## BEGIN SUPPLIED MATERIAL

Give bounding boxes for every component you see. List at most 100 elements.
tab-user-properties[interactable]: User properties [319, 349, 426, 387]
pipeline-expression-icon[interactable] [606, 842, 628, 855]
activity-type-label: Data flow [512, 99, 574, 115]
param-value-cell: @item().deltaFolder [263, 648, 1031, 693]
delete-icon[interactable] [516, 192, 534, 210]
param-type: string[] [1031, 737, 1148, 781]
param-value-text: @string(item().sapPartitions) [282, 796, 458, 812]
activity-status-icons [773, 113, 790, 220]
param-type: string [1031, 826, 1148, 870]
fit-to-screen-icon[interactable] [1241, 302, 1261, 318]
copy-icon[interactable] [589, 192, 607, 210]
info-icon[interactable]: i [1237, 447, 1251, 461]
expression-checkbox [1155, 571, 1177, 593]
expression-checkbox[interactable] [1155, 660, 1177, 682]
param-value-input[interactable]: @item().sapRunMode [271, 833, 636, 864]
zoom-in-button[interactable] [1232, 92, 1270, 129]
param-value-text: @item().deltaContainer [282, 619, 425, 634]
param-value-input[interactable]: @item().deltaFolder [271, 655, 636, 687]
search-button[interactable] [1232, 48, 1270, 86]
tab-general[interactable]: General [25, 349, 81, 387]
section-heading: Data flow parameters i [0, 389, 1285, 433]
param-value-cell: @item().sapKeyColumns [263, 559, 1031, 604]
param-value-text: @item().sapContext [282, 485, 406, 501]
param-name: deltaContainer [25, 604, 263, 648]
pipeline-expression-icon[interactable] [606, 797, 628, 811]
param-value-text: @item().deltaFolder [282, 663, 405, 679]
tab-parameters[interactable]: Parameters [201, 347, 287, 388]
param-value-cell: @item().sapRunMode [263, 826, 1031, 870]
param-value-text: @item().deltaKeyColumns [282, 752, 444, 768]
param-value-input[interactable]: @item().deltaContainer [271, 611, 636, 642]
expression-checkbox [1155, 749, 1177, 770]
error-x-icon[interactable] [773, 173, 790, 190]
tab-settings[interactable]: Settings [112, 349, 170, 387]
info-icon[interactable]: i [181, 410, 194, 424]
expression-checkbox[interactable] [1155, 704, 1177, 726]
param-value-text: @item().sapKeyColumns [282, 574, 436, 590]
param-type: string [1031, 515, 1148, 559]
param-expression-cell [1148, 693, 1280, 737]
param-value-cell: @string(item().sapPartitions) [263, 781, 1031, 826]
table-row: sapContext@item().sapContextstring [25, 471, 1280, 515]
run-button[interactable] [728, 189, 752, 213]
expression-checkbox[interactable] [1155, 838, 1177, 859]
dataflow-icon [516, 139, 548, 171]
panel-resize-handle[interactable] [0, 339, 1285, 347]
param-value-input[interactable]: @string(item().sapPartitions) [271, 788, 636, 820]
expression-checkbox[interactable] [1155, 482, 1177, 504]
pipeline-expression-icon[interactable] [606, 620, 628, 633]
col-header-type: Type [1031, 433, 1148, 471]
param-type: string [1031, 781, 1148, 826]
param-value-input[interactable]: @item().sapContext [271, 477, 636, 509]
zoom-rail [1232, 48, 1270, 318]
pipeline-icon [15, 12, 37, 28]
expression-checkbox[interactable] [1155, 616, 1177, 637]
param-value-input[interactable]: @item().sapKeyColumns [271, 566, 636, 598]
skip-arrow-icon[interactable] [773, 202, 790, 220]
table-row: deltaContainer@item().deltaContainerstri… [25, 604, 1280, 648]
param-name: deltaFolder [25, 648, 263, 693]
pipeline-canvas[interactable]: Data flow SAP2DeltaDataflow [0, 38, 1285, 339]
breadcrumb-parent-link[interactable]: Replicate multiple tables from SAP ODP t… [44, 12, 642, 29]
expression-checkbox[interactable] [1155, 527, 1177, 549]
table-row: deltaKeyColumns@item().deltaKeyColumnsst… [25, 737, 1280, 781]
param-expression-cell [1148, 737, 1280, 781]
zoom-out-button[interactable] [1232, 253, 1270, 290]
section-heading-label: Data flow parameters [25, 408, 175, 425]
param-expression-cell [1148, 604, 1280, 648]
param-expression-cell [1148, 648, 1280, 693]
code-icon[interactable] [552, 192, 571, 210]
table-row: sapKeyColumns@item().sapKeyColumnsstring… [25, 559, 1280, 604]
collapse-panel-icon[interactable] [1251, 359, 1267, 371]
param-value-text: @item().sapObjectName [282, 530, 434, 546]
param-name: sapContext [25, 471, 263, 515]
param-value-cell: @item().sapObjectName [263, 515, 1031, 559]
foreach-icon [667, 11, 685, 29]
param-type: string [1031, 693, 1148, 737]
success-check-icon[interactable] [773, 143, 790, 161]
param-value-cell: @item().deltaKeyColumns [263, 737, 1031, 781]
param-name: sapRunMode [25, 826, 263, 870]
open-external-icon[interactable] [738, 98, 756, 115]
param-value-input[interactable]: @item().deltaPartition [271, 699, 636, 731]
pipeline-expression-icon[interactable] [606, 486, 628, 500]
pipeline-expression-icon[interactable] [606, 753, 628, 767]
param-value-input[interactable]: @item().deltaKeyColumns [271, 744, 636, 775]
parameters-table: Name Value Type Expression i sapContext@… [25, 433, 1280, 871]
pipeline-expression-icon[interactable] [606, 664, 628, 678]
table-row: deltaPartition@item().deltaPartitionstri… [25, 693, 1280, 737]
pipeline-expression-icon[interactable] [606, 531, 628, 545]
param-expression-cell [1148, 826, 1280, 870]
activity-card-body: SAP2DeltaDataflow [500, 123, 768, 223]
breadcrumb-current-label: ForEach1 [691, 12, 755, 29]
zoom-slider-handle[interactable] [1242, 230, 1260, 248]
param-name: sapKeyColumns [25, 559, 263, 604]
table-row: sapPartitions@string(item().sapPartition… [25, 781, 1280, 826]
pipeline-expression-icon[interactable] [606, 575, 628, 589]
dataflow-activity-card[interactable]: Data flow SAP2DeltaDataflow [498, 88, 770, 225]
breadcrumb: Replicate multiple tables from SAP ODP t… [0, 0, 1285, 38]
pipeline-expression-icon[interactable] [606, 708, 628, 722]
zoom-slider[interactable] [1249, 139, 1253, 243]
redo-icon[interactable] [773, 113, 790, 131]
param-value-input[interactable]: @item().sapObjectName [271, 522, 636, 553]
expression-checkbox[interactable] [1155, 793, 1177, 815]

## END SUPPLIED MATERIAL

=== EXERCISE PROMPT ===
Reproduce the records above line for line, with no changes.

=== ANSWER TO THE EXERCISE ===
Give bounding boxes for every component you see. List at most 100 elements.
tab-user-properties[interactable]: User properties [319, 349, 426, 387]
pipeline-expression-icon[interactable] [606, 842, 628, 855]
activity-type-label: Data flow [512, 99, 574, 115]
param-value-cell: @item().deltaFolder [263, 648, 1031, 693]
delete-icon[interactable] [516, 192, 534, 210]
param-type: string[] [1031, 737, 1148, 781]
param-value-text: @string(item().sapPartitions) [282, 796, 458, 812]
activity-status-icons [773, 113, 790, 220]
param-type: string [1031, 826, 1148, 870]
fit-to-screen-icon[interactable] [1241, 302, 1261, 318]
copy-icon[interactable] [589, 192, 607, 210]
info-icon[interactable]: i [1237, 447, 1251, 461]
expression-checkbox [1155, 571, 1177, 593]
expression-checkbox[interactable] [1155, 660, 1177, 682]
param-value-input[interactable]: @item().sapRunMode [271, 833, 636, 864]
zoom-in-button[interactable] [1232, 92, 1270, 129]
param-value-text: @item().deltaContainer [282, 619, 425, 634]
param-value-input[interactable]: @item().deltaFolder [271, 655, 636, 687]
search-button[interactable] [1232, 48, 1270, 86]
tab-general[interactable]: General [25, 349, 81, 387]
section-heading: Data flow parameters i [0, 389, 1285, 433]
param-value-cell: @item().sapKeyColumns [263, 559, 1031, 604]
param-value-text: @item().sapContext [282, 485, 406, 501]
param-name: deltaContainer [25, 604, 263, 648]
pipeline-expression-icon[interactable] [606, 797, 628, 811]
param-value-text: @item().deltaFolder [282, 663, 405, 679]
tab-parameters[interactable]: Parameters [201, 347, 287, 388]
param-value-cell: @item().sapRunMode [263, 826, 1031, 870]
param-value-text: @item().deltaKeyColumns [282, 752, 444, 768]
param-value-input[interactable]: @item().deltaContainer [271, 611, 636, 642]
expression-checkbox [1155, 749, 1177, 770]
error-x-icon[interactable] [773, 173, 790, 190]
tab-settings[interactable]: Settings [112, 349, 170, 387]
info-icon[interactable]: i [181, 410, 194, 424]
expression-checkbox[interactable] [1155, 704, 1177, 726]
param-value-text: @item().sapKeyColumns [282, 574, 436, 590]
param-type: string [1031, 515, 1148, 559]
param-expression-cell [1148, 693, 1280, 737]
param-value-cell: @string(item().sapPartitions) [263, 781, 1031, 826]
table-row: sapContext@item().sapContextstring [25, 471, 1280, 515]
run-button[interactable] [728, 189, 752, 213]
expression-checkbox[interactable] [1155, 838, 1177, 859]
dataflow-icon [516, 139, 548, 171]
panel-resize-handle[interactable] [0, 339, 1285, 347]
param-value-input[interactable]: @string(item().sapPartitions) [271, 788, 636, 820]
expression-checkbox[interactable] [1155, 482, 1177, 504]
pipeline-expression-icon[interactable] [606, 620, 628, 633]
col-header-type: Type [1031, 433, 1148, 471]
param-type: string [1031, 781, 1148, 826]
param-value-input[interactable]: @item().sapContext [271, 477, 636, 509]
zoom-rail [1232, 48, 1270, 318]
pipeline-icon [15, 12, 37, 28]
expression-checkbox[interactable] [1155, 616, 1177, 637]
param-value-input[interactable]: @item().sapKeyColumns [271, 566, 636, 598]
skip-arrow-icon[interactable] [773, 202, 790, 220]
table-row: deltaContainer@item().deltaContainerstri… [25, 604, 1280, 648]
param-name: deltaFolder [25, 648, 263, 693]
pipeline-canvas[interactable]: Data flow SAP2DeltaDataflow [0, 38, 1285, 339]
breadcrumb-parent-link[interactable]: Replicate multiple tables from SAP ODP t… [44, 12, 642, 29]
expression-checkbox[interactable] [1155, 527, 1177, 549]
table-row: deltaKeyColumns@item().deltaKeyColumnsst… [25, 737, 1280, 781]
param-expression-cell [1148, 737, 1280, 781]
zoom-out-button[interactable] [1232, 253, 1270, 290]
section-heading-label: Data flow parameters [25, 408, 175, 425]
param-expression-cell [1148, 604, 1280, 648]
param-expression-cell [1148, 648, 1280, 693]
code-icon[interactable] [552, 192, 571, 210]
table-row: sapKeyColumns@item().sapKeyColumnsstring… [25, 559, 1280, 604]
collapse-panel-icon[interactable] [1251, 359, 1267, 371]
param-value-text: @item().sapObjectName [282, 530, 434, 546]
param-name: sapContext [25, 471, 263, 515]
param-value-cell: @item().sapObjectName [263, 515, 1031, 559]
foreach-icon [667, 11, 685, 29]
param-type: string [1031, 693, 1148, 737]
success-check-icon[interactable] [773, 143, 790, 161]
param-value-cell: @item().deltaKeyColumns [263, 737, 1031, 781]
param-name: sapRunMode [25, 826, 263, 870]
open-external-icon[interactable] [738, 98, 756, 115]
param-value-input[interactable]: @item().deltaPartition [271, 699, 636, 731]
pipeline-expression-icon[interactable] [606, 486, 628, 500]
pipeline-expression-icon[interactable] [606, 753, 628, 767]
param-value-input[interactable]: @item().deltaKeyColumns [271, 744, 636, 775]
parameters-table: Name Value Type Expression i sapContext@… [25, 433, 1280, 871]
pipeline-expression-icon[interactable] [606, 664, 628, 678]
table-row: deltaPartition@item().deltaPartitionstri… [25, 693, 1280, 737]
pipeline-expression-icon[interactable] [606, 531, 628, 545]
param-expression-cell [1148, 826, 1280, 870]
activity-card-body: SAP2DeltaDataflow [500, 123, 768, 223]
breadcrumb-current-label: ForEach1 [691, 12, 755, 29]
zoom-slider-handle[interactable] [1242, 230, 1260, 248]
param-name: sapKeyColumns [25, 559, 263, 604]
table-row: sapPartitions@string(item().sapPartition… [25, 781, 1280, 826]
pipeline-expression-icon[interactable] [606, 575, 628, 589]
dataflow-activity-card[interactable]: Data flow SAP2DeltaDataflow [498, 88, 770, 225]
breadcrumb: Replicate multiple tables from SAP ODP t… [0, 0, 1285, 38]
pipeline-expression-icon[interactable] [606, 708, 628, 722]
zoom-slider[interactable] [1249, 139, 1253, 243]
redo-icon[interactable] [773, 113, 790, 131]
param-value-input[interactable]: @item().sapObjectName [271, 522, 636, 553]
expression-checkbox[interactable] [1155, 793, 1177, 815]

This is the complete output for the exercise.